───── Source material

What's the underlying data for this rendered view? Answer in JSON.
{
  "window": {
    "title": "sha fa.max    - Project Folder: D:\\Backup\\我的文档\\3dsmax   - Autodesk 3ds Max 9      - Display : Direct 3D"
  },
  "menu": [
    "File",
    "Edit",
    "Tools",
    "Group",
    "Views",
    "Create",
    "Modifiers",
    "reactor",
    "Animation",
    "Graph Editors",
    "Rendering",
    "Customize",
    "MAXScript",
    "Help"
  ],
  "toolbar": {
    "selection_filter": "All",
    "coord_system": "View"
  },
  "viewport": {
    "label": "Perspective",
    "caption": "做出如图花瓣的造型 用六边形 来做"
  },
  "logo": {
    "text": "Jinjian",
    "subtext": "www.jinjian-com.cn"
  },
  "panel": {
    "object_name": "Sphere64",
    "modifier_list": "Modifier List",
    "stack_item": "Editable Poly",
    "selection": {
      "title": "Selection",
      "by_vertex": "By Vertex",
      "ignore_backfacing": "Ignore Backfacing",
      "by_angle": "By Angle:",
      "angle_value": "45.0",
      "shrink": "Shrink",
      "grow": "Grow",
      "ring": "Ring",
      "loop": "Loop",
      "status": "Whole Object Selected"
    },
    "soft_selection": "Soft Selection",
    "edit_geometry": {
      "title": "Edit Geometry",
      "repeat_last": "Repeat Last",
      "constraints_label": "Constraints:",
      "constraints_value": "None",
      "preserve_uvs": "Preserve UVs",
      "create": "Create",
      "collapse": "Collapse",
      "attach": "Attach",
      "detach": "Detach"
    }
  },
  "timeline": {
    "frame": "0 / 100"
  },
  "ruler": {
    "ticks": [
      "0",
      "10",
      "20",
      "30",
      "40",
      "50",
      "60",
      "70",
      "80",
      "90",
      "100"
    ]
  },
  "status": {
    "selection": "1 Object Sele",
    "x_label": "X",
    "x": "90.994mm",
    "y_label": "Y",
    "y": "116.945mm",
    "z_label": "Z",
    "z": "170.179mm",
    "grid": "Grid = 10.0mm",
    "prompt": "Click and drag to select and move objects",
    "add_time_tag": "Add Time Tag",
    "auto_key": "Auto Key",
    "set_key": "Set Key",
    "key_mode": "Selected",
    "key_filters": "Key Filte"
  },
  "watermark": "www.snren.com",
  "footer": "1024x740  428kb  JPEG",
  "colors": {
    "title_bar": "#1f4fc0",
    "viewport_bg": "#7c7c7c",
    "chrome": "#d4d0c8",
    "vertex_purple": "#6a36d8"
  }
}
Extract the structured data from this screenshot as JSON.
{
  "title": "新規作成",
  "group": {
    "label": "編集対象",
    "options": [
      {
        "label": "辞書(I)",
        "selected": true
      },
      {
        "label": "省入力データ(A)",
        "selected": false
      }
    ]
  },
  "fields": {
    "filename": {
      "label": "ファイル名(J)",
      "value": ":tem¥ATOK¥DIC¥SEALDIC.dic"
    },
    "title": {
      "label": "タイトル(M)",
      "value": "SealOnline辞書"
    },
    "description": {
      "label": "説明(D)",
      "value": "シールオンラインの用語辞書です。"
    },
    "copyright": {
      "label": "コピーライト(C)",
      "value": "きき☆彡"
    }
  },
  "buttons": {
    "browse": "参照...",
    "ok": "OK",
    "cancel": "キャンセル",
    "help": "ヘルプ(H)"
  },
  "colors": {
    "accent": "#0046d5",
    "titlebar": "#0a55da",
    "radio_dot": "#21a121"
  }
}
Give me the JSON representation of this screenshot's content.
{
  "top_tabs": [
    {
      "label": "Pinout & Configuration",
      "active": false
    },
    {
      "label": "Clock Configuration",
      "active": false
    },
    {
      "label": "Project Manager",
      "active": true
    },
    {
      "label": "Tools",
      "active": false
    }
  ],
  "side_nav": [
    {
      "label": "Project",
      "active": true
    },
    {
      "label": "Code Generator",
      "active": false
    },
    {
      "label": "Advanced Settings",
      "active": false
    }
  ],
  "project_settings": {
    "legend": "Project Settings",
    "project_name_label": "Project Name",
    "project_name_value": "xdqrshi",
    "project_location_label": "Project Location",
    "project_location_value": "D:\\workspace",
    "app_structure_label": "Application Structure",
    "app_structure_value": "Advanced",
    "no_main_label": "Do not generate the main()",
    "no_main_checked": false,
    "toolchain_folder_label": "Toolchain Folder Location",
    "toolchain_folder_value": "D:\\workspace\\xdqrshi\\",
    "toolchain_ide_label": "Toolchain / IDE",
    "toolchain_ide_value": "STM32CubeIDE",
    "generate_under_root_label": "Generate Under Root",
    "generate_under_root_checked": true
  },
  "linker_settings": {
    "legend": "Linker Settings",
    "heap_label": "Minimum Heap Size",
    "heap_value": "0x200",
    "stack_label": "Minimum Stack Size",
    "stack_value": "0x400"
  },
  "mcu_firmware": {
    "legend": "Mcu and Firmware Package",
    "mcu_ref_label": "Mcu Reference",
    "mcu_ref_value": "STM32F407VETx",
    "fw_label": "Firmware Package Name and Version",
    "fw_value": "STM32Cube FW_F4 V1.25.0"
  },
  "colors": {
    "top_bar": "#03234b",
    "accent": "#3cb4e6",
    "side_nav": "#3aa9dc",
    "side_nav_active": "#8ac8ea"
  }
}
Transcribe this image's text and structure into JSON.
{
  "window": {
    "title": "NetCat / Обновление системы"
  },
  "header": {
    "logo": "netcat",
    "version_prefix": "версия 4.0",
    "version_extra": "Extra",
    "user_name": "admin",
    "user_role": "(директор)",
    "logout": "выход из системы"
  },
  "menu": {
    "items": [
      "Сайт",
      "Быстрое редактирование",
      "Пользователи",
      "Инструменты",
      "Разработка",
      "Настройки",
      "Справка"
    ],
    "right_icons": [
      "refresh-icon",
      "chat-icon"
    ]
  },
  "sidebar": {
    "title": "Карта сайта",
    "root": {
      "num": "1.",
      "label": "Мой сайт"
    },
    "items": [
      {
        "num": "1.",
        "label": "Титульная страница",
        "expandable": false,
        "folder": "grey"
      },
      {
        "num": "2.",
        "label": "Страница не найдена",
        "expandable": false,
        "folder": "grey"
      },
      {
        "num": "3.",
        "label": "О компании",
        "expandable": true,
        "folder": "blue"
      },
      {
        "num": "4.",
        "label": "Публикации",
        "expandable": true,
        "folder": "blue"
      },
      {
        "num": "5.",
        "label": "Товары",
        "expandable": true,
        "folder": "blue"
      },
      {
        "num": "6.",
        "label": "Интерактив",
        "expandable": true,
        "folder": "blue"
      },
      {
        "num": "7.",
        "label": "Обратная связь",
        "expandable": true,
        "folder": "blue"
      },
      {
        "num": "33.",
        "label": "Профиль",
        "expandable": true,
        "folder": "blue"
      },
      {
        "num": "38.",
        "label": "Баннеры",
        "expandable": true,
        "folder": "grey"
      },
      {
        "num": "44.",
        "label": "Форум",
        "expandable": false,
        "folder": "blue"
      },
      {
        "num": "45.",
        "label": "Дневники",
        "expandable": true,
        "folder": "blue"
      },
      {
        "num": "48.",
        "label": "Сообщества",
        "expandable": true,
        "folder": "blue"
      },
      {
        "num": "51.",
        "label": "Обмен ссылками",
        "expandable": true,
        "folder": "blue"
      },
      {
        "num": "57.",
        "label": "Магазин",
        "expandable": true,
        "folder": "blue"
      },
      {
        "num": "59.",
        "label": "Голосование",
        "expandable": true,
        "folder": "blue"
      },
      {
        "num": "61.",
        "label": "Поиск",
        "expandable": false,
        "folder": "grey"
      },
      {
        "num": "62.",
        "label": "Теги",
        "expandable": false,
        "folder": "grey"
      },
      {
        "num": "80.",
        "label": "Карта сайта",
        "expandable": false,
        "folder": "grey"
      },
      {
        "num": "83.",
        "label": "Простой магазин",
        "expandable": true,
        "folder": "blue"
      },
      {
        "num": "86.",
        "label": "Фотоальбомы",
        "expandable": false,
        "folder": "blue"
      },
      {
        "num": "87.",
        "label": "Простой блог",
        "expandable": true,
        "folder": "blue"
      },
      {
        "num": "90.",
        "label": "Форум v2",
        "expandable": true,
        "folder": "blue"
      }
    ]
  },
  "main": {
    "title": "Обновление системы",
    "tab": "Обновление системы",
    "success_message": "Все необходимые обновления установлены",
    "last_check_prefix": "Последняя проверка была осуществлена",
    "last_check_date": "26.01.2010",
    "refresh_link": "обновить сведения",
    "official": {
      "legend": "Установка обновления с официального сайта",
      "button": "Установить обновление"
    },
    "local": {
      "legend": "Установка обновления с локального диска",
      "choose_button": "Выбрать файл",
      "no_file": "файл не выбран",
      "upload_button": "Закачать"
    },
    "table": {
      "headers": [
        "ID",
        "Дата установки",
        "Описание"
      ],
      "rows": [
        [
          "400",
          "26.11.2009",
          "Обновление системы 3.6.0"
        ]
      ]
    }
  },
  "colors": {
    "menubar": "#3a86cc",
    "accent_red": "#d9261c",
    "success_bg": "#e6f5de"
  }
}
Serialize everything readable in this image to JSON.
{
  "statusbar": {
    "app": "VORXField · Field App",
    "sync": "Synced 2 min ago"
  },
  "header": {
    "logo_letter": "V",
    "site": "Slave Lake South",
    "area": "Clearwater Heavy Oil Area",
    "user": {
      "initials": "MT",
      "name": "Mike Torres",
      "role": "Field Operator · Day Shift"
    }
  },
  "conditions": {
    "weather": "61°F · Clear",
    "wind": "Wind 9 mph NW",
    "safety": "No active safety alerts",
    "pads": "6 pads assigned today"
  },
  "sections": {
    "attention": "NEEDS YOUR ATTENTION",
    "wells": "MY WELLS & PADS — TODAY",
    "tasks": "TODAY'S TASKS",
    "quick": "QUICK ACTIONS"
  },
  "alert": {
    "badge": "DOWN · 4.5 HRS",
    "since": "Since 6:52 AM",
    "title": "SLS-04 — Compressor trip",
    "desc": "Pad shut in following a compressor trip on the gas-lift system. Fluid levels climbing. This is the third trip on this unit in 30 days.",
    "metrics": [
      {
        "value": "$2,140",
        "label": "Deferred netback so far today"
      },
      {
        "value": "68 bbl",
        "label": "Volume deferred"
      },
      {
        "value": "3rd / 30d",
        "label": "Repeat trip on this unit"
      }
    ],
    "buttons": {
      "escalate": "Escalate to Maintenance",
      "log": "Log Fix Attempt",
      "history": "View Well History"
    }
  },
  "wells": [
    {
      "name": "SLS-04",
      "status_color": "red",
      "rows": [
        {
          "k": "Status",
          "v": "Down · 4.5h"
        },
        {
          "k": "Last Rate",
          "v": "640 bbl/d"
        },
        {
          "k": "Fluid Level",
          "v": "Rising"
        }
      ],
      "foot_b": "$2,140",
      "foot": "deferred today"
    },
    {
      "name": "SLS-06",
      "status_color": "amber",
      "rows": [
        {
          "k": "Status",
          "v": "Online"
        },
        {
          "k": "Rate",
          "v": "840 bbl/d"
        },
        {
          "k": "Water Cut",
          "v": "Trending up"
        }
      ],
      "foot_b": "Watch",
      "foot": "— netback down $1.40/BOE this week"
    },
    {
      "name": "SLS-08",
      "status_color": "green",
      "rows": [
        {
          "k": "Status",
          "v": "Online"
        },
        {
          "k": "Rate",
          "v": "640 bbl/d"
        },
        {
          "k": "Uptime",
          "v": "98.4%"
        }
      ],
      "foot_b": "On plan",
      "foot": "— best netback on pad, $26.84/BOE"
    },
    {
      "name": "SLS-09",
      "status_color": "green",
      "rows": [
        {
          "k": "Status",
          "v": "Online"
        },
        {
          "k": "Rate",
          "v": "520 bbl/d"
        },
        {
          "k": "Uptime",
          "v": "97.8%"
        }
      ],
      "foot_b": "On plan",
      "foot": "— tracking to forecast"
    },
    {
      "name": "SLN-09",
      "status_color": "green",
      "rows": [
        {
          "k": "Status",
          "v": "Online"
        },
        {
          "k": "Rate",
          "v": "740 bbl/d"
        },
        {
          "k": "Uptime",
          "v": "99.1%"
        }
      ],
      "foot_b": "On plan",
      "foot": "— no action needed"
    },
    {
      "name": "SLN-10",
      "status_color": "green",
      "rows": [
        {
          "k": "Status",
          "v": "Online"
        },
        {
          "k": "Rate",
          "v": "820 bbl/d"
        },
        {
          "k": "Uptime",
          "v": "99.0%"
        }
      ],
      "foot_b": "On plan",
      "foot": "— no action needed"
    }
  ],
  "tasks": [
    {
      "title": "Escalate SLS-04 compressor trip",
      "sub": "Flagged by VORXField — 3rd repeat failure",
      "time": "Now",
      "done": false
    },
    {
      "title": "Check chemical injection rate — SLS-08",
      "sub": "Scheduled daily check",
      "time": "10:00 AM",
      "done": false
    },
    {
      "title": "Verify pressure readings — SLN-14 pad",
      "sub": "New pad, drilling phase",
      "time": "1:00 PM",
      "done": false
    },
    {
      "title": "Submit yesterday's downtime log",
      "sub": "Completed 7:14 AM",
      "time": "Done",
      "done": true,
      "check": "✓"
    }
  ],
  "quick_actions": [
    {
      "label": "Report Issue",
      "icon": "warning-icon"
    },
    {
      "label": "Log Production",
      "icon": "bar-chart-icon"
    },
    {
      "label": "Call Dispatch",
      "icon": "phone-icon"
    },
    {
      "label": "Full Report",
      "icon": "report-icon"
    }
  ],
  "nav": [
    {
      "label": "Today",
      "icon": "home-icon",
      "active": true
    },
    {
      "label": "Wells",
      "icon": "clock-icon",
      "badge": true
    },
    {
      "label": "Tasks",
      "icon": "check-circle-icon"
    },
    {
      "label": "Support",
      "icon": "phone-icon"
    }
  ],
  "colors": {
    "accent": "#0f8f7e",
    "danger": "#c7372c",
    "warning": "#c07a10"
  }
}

──────────

> _What to produce_
List all lines where "image" occurs.

> _Right answer_
Transcribe this image's text and structure into JSON.
Serialize everything readable in this image to JSON.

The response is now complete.